*Document segment:*
# # # # # # #

Be the change you want to see in the world, Ghandi said. Two years ago Sewell, a contributor on Digital Journal since June 2010, took that quote to heart and decided she wanted to play a role in peaceful protests. “While we have different cultures and languages, we are all citizens of the same world,” she says in an interview. “Everyone is pretty much on the same page, trying to help each other and to make the world a better place.”
A resident of Fuengirola, Spain, she recently joined the Spanish 15m movement, so named because they initially started protesting throughout Spain on May 15 last year. They rally “against government and political corruption, and now also about the austerity measures introduced in the country,” Sewell explains.
She also joined the local group “Fuengirola Despierta” (Fuengirola awakes) last year and has attended several protest marches in Malaga city. “When we march, it’s a lot of fun,” she recalls.
After a few years at boarding school in Malawi, her parents moved to Rhodesia, but she found it difficult to get a good higher education there, so she attended a local polytechnic and completed “a rather boring secretarial course.” The course came in handy, though, after she found positions as a legal secretary at a couple of different firms of attorneys in Salisbury, Rhodesia.
Welcome to South Africa
She then switched residency again, moving to Johannesburg, South Africa to work as a secretary at several firms and then later landed a job at Rennies Travel, where she trained staff in the use of Windows 3.1, Word, Excel and Outlook Express. Thing is, Rennies made a mistake in sending Sewell to Cape Town because she soon fell in love with the city and decided to move there.
“I took a job at a software training college in Cape Town, which proved to be extremely stressful,” Sewell says, “as I was teaching all the popular word-processing and spreadsheet packages and basic Windows to up to 30 people at a time. After 3 months, I decided enough was enough, and I became self-employed.”
She adds, “I have always found it difficult working for someone else.”
At first, the divorced mother of one designed and printed business cards, flyers, greeting cards, menus. But for the last 15 years, she’s worked in the online travel business and with several travel-related websites, such as allworld-vacation.com, a global travel guide.

# # # # # # #

*Required actions:*
- a) Return the part of the profile of Sewell from "She also joined" up to and including "in Salisbury, Rhodesia.".
- b) Answer these questions from the profile of Sewell:
(i) On what date did the 15m movement first protest throughout Spain?
(ii) Which software did Sewell train Rennies Travel staff to use?
(iii) For how many years has Sewell worked in the online travel business?
The material that comes next has no connection to the profile of Sewell.

Stored data entries
# # # # # # #

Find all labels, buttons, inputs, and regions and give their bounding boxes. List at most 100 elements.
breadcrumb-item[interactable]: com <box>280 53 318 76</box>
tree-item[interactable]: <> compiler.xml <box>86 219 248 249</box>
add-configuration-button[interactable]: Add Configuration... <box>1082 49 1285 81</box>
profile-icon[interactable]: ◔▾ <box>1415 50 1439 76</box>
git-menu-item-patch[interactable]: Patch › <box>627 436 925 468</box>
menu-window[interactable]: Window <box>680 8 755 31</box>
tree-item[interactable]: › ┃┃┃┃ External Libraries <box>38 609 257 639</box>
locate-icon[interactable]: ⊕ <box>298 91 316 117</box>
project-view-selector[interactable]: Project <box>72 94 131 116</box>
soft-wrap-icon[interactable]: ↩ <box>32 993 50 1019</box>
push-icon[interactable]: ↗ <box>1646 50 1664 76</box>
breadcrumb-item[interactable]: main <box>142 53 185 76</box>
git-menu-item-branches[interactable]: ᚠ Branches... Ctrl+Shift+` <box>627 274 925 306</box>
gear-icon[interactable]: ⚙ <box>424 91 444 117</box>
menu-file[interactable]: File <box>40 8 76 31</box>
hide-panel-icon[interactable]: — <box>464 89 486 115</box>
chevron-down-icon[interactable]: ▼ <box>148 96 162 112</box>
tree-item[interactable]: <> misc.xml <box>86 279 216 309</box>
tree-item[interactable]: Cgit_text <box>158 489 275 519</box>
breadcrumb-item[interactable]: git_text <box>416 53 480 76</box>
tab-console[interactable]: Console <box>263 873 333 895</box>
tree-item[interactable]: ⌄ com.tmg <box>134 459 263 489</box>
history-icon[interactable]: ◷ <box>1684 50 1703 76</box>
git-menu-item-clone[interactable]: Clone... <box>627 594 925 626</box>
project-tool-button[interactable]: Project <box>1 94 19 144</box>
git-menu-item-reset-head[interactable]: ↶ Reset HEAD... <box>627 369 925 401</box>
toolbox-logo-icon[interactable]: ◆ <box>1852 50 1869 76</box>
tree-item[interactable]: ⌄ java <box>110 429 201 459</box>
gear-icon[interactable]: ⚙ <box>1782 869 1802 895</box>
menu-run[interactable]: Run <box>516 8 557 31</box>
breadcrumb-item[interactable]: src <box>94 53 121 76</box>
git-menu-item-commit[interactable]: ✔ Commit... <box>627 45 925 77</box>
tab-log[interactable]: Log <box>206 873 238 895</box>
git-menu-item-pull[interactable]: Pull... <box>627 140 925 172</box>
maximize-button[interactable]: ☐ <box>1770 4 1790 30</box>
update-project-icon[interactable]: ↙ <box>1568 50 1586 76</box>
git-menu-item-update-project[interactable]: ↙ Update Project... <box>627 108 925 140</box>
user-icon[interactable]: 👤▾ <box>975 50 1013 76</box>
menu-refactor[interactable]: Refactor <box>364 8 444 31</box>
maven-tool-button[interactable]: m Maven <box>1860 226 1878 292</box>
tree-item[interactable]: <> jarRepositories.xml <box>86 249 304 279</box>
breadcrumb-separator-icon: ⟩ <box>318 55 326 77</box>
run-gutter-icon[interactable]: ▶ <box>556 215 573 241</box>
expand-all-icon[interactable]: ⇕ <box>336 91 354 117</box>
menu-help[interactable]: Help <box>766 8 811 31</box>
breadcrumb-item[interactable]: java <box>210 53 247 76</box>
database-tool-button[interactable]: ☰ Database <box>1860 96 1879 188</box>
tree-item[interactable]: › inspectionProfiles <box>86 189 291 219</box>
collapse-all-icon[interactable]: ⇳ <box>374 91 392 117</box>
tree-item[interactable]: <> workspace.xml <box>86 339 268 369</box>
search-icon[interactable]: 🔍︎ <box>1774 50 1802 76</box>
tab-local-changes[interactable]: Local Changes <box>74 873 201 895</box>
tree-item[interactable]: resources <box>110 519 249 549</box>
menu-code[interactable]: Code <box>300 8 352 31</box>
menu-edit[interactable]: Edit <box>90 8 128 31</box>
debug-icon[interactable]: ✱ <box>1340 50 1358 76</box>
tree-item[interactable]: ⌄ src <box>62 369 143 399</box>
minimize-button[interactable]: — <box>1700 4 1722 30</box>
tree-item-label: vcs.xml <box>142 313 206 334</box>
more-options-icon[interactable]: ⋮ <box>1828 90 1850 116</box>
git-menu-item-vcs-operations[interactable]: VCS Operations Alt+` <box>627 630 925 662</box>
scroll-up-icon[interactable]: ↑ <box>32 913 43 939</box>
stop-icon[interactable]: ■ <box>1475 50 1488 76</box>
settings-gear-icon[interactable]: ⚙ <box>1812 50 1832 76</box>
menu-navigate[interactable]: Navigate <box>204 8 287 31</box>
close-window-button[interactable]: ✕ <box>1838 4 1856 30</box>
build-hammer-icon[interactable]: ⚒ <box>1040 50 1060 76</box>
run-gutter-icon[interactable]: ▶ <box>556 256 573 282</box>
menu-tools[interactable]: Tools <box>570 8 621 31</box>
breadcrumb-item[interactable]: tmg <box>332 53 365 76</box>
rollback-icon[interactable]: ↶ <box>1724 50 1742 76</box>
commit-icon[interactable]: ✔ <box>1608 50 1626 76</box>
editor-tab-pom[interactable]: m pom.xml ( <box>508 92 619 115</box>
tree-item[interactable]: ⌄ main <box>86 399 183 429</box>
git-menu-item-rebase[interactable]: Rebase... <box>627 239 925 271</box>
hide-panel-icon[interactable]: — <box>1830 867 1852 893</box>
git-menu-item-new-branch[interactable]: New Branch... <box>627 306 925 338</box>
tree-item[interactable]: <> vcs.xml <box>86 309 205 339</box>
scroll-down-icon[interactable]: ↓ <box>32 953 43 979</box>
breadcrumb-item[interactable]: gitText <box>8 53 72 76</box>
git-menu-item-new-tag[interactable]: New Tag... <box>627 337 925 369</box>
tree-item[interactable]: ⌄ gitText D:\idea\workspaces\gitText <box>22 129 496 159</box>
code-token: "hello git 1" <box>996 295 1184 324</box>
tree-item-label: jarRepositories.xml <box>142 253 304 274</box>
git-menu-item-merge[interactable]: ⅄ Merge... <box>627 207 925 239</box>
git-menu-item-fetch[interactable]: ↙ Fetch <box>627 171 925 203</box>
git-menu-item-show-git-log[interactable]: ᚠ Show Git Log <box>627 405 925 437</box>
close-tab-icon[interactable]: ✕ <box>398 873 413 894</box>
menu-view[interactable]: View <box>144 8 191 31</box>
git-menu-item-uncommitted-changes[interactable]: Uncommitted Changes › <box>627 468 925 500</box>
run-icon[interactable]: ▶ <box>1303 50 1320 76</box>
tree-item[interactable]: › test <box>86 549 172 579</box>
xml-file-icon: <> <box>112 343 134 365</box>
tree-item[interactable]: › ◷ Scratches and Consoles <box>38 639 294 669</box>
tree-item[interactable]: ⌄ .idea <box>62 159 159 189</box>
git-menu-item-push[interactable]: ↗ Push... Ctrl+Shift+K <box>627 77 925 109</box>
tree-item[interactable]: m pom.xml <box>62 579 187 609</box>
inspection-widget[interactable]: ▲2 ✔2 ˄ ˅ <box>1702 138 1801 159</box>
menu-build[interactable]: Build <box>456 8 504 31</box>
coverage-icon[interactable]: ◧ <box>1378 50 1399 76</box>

# # # # # # #

*Answers to this exercise:*
- a)
She also joined the local group “Fuengirola Despierta” (Fuengirola awakes) last year and has attended several protest marches in Malaga city. “When we march, it’s a lot of fun,” she recalls.
After a few years at boarding school in Malawi, her parents moved to Rhodesia, but she found it difficult to get a good higher education there, so she attended a local polytechnic and completed “a rather boring secretarial course.” The course came in handy, though, after she found positions as a legal secretary at a couple of different firms of attorneys in Salisbury, Rhodesia.

- b)
(i) May 15 last year
(ii) Windows 3.1, Word, Excel and Outlook Express
(iii) 15 years